# PROBLEM STATEMENT
Starting at the line that contains "Output a JSON", write out every line through the last one in the records below, word for word. Leave out any pictures.

** begin **

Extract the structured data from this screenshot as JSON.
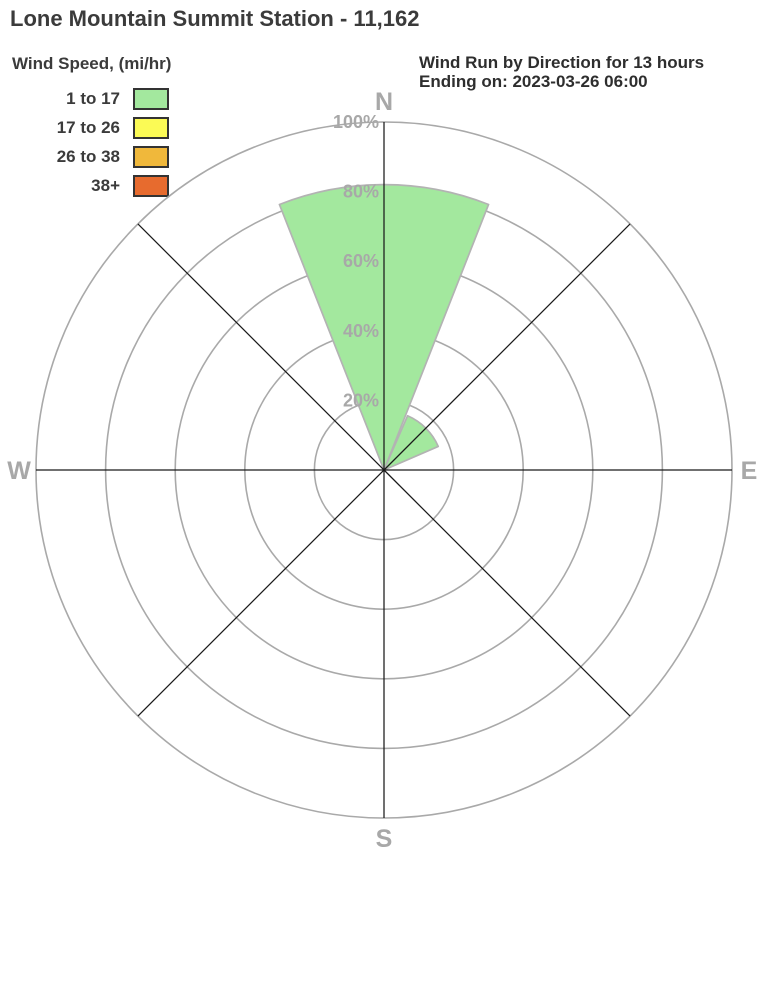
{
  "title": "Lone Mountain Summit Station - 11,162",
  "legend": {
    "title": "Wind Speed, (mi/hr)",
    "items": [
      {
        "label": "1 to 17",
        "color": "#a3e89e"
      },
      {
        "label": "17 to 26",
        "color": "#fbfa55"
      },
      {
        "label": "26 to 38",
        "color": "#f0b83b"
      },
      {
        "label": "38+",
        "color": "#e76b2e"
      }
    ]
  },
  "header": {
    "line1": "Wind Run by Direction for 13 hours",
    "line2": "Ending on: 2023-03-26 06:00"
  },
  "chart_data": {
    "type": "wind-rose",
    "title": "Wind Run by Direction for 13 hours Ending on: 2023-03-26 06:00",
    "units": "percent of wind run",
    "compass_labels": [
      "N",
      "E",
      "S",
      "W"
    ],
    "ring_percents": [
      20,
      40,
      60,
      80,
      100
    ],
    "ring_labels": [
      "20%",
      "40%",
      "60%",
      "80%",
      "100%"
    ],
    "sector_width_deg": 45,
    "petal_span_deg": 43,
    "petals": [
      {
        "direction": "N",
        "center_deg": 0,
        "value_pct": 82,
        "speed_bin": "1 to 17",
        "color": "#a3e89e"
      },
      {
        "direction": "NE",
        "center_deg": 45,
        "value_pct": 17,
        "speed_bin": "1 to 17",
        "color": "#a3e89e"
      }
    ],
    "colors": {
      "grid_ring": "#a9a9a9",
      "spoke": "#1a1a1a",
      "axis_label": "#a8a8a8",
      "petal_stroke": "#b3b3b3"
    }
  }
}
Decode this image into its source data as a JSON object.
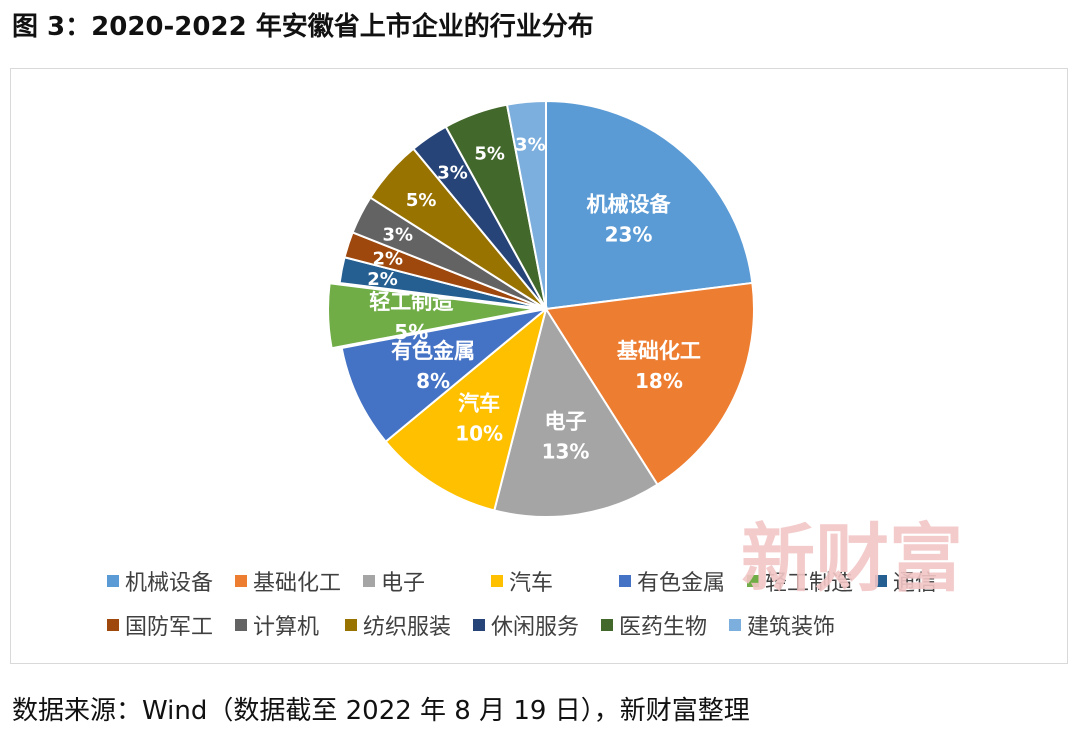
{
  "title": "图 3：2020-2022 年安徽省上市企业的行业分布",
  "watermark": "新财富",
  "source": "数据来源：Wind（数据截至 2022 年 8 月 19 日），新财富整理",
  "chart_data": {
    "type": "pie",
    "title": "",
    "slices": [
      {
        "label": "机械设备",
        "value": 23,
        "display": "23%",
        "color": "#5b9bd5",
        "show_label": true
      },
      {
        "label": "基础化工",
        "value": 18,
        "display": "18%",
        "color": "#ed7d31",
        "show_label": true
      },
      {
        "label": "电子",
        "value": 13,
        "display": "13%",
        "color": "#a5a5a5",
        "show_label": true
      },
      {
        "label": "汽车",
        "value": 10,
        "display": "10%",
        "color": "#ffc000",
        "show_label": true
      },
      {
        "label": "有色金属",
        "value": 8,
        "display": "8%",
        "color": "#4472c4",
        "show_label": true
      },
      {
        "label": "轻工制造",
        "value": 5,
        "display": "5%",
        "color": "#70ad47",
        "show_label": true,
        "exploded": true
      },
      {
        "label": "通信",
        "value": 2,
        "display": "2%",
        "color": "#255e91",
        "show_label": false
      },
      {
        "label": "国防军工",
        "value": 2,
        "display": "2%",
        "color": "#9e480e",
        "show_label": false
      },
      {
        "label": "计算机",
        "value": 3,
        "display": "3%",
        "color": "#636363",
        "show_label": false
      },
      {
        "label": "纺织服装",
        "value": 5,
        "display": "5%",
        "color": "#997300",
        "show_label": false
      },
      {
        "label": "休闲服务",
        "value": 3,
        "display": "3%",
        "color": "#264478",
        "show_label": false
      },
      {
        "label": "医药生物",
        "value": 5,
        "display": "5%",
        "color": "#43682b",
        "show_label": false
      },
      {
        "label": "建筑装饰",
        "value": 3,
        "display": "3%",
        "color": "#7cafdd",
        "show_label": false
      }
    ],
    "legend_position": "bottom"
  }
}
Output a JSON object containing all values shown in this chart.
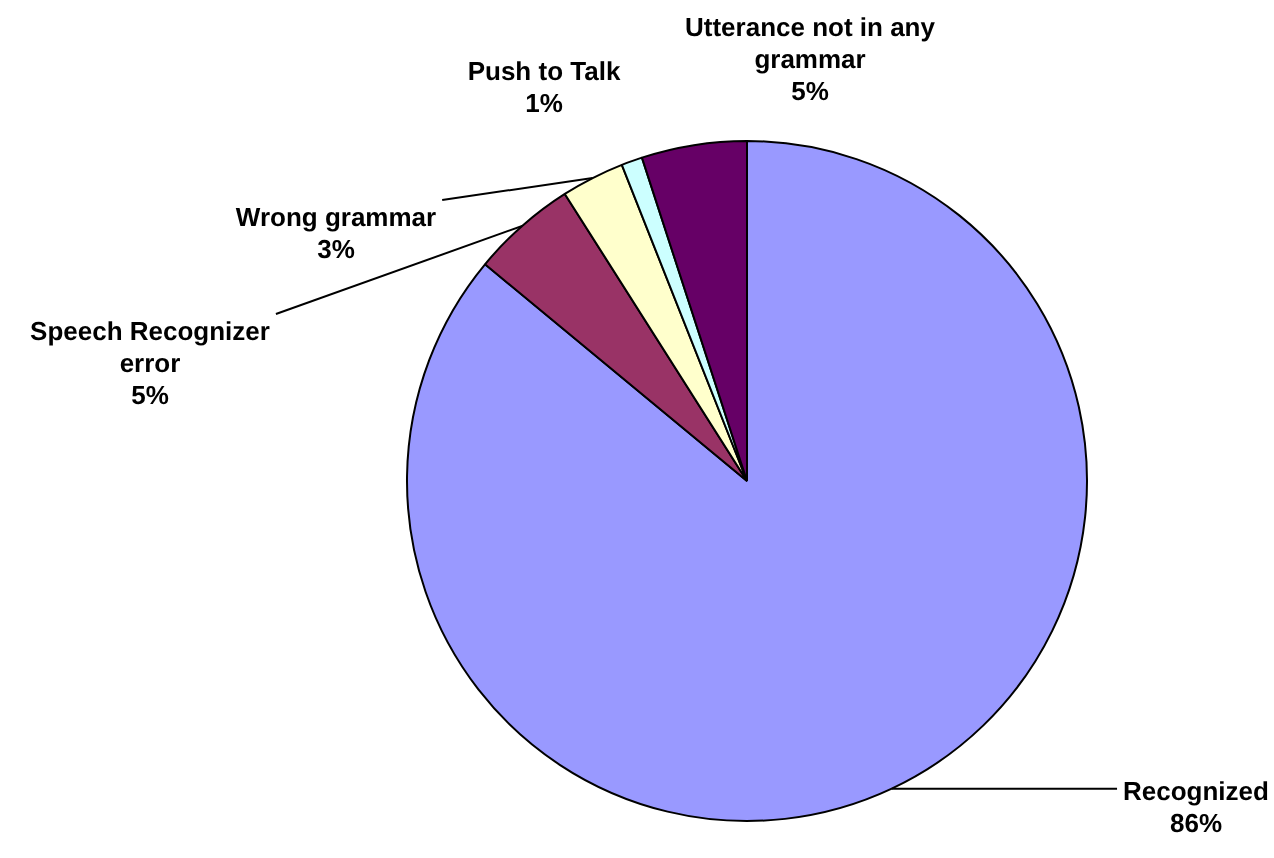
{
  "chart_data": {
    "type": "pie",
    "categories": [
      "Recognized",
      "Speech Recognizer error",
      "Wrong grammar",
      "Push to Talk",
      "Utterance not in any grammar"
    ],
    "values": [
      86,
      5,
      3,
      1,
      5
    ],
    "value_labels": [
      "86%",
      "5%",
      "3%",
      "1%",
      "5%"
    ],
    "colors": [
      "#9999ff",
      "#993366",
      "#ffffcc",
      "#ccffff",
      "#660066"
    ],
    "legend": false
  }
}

** end **

# FINAL RESULT
Output a JSON object containing all values shown in this chart.
{
  "chart_data": {
    "type": "pie",
    "categories": [
      "Recognized",
      "Speech Recognizer error",
      "Wrong grammar",
      "Push to Talk",
      "Utterance not in any grammar"
    ],
    "values": [
      86,
      5,
      3,
      1,
      5
    ],
    "value_labels": [
      "86%",
      "5%",
      "3%",
      "1%",
      "5%"
    ],
    "colors": [
      "#9999ff",
      "#993366",
      "#ffffcc",
      "#ccffff",
      "#660066"
    ],
    "legend": false
  }
}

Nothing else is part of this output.